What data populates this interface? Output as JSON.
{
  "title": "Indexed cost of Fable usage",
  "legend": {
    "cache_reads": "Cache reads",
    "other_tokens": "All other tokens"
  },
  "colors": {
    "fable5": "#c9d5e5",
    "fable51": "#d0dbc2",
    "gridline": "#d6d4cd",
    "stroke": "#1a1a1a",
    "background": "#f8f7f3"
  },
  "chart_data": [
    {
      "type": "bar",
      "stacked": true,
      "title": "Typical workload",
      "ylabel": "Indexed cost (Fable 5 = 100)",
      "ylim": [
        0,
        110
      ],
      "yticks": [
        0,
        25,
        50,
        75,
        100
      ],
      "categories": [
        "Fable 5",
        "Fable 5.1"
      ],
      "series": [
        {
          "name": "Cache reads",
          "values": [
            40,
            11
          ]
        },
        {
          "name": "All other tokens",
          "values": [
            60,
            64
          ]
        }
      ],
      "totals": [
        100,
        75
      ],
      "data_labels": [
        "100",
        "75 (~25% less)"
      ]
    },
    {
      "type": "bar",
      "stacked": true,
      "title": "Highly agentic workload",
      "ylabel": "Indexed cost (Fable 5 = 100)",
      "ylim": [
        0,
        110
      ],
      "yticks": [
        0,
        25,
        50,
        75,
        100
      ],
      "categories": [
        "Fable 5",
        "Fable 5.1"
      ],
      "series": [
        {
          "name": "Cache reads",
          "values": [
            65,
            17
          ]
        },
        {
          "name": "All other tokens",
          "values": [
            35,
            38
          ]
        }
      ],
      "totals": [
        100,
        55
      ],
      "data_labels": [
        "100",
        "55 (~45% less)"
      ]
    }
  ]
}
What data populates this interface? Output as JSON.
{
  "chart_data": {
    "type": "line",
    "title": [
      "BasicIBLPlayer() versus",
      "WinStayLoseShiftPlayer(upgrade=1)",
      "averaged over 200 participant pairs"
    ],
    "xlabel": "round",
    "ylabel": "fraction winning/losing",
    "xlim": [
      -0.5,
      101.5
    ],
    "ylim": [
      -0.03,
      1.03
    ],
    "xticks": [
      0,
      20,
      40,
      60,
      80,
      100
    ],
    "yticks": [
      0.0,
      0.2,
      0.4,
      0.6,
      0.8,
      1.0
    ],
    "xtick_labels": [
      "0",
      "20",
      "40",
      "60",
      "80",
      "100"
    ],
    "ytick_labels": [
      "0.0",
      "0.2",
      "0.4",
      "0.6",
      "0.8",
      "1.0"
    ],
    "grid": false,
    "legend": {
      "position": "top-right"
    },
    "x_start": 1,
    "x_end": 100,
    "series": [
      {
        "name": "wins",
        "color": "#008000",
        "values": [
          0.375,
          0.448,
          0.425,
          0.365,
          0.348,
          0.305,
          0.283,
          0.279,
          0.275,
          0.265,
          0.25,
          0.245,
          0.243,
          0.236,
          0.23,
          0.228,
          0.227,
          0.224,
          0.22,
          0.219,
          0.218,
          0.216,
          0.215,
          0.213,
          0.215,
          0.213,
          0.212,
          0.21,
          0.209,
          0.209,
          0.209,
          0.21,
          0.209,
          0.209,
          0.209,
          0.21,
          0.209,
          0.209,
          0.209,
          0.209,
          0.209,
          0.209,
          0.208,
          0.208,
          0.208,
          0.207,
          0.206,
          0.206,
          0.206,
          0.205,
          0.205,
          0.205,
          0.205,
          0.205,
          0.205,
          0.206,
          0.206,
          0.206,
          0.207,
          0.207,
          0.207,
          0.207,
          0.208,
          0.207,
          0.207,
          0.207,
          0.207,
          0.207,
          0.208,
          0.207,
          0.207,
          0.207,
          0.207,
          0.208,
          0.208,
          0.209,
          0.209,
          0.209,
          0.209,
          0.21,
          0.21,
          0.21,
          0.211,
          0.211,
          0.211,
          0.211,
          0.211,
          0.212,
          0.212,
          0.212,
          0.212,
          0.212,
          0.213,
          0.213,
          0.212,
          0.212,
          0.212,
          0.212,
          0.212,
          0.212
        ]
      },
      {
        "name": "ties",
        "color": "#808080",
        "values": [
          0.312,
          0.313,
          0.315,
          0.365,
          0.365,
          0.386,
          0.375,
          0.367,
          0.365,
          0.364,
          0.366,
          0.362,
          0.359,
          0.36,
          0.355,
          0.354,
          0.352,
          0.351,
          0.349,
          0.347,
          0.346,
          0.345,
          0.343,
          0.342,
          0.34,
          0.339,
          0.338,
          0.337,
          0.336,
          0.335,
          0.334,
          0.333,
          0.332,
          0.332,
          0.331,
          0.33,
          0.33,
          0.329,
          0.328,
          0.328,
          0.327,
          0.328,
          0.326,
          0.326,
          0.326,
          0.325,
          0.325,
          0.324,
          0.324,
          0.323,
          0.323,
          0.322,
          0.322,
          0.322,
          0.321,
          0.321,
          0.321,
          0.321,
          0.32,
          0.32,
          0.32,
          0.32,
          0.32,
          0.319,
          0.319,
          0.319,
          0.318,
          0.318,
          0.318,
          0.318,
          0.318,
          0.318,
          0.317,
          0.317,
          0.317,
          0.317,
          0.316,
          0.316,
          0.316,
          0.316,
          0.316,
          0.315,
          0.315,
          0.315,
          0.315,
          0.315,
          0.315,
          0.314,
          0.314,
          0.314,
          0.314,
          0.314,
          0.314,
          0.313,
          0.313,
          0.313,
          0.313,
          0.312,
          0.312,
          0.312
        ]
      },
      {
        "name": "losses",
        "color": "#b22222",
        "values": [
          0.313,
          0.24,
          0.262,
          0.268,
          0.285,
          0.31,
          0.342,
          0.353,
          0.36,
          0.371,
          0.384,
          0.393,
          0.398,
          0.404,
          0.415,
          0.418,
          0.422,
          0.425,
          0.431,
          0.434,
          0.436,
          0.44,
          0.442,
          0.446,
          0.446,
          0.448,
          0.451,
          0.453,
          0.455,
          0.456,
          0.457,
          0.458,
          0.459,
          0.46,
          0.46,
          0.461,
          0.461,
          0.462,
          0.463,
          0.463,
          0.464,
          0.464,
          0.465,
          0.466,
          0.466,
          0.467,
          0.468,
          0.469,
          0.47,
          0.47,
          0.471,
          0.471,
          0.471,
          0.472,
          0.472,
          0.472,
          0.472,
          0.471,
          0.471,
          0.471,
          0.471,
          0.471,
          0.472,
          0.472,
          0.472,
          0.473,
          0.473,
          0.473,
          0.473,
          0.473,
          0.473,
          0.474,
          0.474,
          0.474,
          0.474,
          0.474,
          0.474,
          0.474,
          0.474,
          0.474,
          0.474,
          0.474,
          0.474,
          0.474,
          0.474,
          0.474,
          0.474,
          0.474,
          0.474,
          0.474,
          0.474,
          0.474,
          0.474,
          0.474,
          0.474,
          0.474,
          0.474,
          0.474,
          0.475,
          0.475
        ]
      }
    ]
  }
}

* Request *
Write out the material from the first line to the last, exactly.

* Problem solution *
What data populates this interface? Output as JSON.
{
  "title": "Indexed cost of Fable usage",
  "legend": {
    "cache_reads": "Cache reads",
    "other_tokens": "All other tokens"
  },
  "colors": {
    "fable5": "#c9d5e5",
    "fable51": "#d0dbc2",
    "gridline": "#d6d4cd",
    "stroke": "#1a1a1a",
    "background": "#f8f7f3"
  },
  "chart_data": [
    {
      "type": "bar",
      "stacked": true,
      "title": "Typical workload",
      "ylabel": "Indexed cost (Fable 5 = 100)",
      "ylim": [
        0,
        110
      ],
      "yticks": [
        0,
        25,
        50,
        75,
        100
      ],
      "categories": [
        "Fable 5",
        "Fable 5.1"
      ],
      "series": [
        {
          "name": "Cache reads",
          "values": [
            40,
            11
          ]
        },
        {
          "name": "All other tokens",
          "values": [
            60,
            64
          ]
        }
      ],
      "totals": [
        100,
        75
      ],
      "data_labels": [
        "100",
        "75 (~25% less)"
      ]
    },
    {
      "type": "bar",
      "stacked": true,
      "title": "Highly agentic workload",
      "ylabel": "Indexed cost (Fable 5 = 100)",
      "ylim": [
        0,
        110
      ],
      "yticks": [
        0,
        25,
        50,
        75,
        100
      ],
      "categories": [
        "Fable 5",
        "Fable 5.1"
      ],
      "series": [
        {
          "name": "Cache reads",
          "values": [
            65,
            17
          ]
        },
        {
          "name": "All other tokens",
          "values": [
            35,
            38
          ]
        }
      ],
      "totals": [
        100,
        55
      ],
      "data_labels": [
        "100",
        "55 (~45% less)"
      ]
    }
  ]
}
What data populates this interface? Output as JSON.
{
  "chart_data": {
    "type": "line",
    "title": [
      "BasicIBLPlayer() versus",
      "WinStayLoseShiftPlayer(upgrade=1)",
      "averaged over 200 participant pairs"
    ],
    "xlabel": "round",
    "ylabel": "fraction winning/losing",
    "xlim": [
      -0.5,
      101.5
    ],
    "ylim": [
      -0.03,
      1.03
    ],
    "xticks": [
      0,
      20,
      40,
      60,
      80,
      100
    ],
    "yticks": [
      0.0,
      0.2,
      0.4,
      0.6,
      0.8,
      1.0
    ],
    "xtick_labels": [
      "0",
      "20",
      "40",
      "60",
      "80",
      "100"
    ],
    "ytick_labels": [
      "0.0",
      "0.2",
      "0.4",
      "0.6",
      "0.8",
      "1.0"
    ],
    "grid": false,
    "legend": {
      "position": "top-right"
    },
    "x_start": 1,
    "x_end": 100,
    "series": [
      {
        "name": "wins",
        "color": "#008000",
        "values": [
          0.375,
          0.448,
          0.425,
          0.365,
          0.348,
          0.305,
          0.283,
          0.279,
          0.275,
          0.265,
          0.25,
          0.245,
          0.243,
          0.236,
          0.23,
          0.228,
          0.227,
          0.224,
          0.22,
          0.219,
          0.218,
          0.216,
          0.215,
          0.213,
          0.215,
          0.213,
          0.212,
          0.21,
          0.209,
          0.209,
          0.209,
          0.21,
          0.209,
          0.209,
          0.209,
          0.21,
          0.209,
          0.209,
          0.209,
          0.209,
          0.209,
          0.209,
          0.208,
          0.208,
          0.208,
          0.207,
          0.206,
          0.206,
          0.206,
          0.205,
          0.205,
          0.205,
          0.205,
          0.205,
          0.205,
          0.206,
          0.206,
          0.206,
          0.207,
          0.207,
          0.207,
          0.207,
          0.208,
          0.207,
          0.207,
          0.207,
          0.207,
          0.207,
          0.208,
          0.207,
          0.207,
          0.207,
          0.207,
          0.208,
          0.208,
          0.209,
          0.209,
          0.209,
          0.209,
          0.21,
          0.21,
          0.21,
          0.211,
          0.211,
          0.211,
          0.211,
          0.211,
          0.212,
          0.212,
          0.212,
          0.212,
          0.212,
          0.213,
          0.213,
          0.212,
          0.212,
          0.212,
          0.212,
          0.212,
          0.212
        ]
      },
      {
        "name": "ties",
        "color": "#808080",
        "values": [
          0.312,
          0.313,
          0.315,
          0.365,
          0.365,
          0.386,
          0.375,
          0.367,
          0.365,
          0.364,
          0.366,
          0.362,
          0.359,
          0.36,
          0.355,
          0.354,
          0.352,
          0.351,
          0.349,
          0.347,
          0.346,
          0.345,
          0.343,
          0.342,
          0.34,
          0.339,
          0.338,
          0.337,
          0.336,
          0.335,
          0.334,
          0.333,
          0.332,
          0.332,
          0.331,
          0.33,
          0.33,
          0.329,
          0.328,
          0.328,
          0.327,
          0.328,
          0.326,
          0.326,
          0.326,
          0.325,
          0.325,
          0.324,
          0.324,
          0.323,
          0.323,
          0.322,
          0.322,
          0.322,
          0.321,
          0.321,
          0.321,
          0.321,
          0.32,
          0.32,
          0.32,
          0.32,
          0.32,
          0.319,
          0.319,
          0.319,
          0.318,
          0.318,
          0.318,
          0.318,
          0.318,
          0.318,
          0.317,
          0.317,
          0.317,
          0.317,
          0.316,
          0.316,
          0.316,
          0.316,
          0.316,
          0.315,
          0.315,
          0.315,
          0.315,
          0.315,
          0.315,
          0.314,
          0.314,
          0.314,
          0.314,
          0.314,
          0.314,
          0.313,
          0.313,
          0.313,
          0.313,
          0.312,
          0.312,
          0.312
        ]
      },
      {
        "name": "losses",
        "color": "#b22222",
        "values": [
          0.313,
          0.24,
          0.262,
          0.268,
          0.285,
          0.31,
          0.342,
          0.353,
          0.36,
          0.371,
          0.384,
          0.393,
          0.398,
          0.404,
          0.415,
          0.418,
          0.422,
          0.425,
          0.431,
          0.434,
          0.436,
          0.44,
          0.442,
          0.446,
          0.446,
          0.448,
          0.451,
          0.453,
          0.455,
          0.456,
          0.457,
          0.458,
          0.459,
          0.46,
          0.46,
          0.461,
          0.461,
          0.462,
          0.463,
          0.463,
          0.464,
          0.464,
          0.465,
          0.466,
          0.466,
          0.467,
          0.468,
          0.469,
          0.47,
          0.47,
          0.471,
          0.471,
          0.471,
          0.472,
          0.472,
          0.472,
          0.472,
          0.471,
          0.471,
          0.471,
          0.471,
          0.471,
          0.472,
          0.472,
          0.472,
          0.473,
          0.473,
          0.473,
          0.473,
          0.473,
          0.473,
          0.474,
          0.474,
          0.474,
          0.474,
          0.474,
          0.474,
          0.474,
          0.474,
          0.474,
          0.474,
          0.474,
          0.474,
          0.474,
          0.474,
          0.474,
          0.474,
          0.474,
          0.474,
          0.474,
          0.474,
          0.474,
          0.474,
          0.474,
          0.474,
          0.474,
          0.474,
          0.474,
          0.475,
          0.475
        ]
      }
    ]
  }
}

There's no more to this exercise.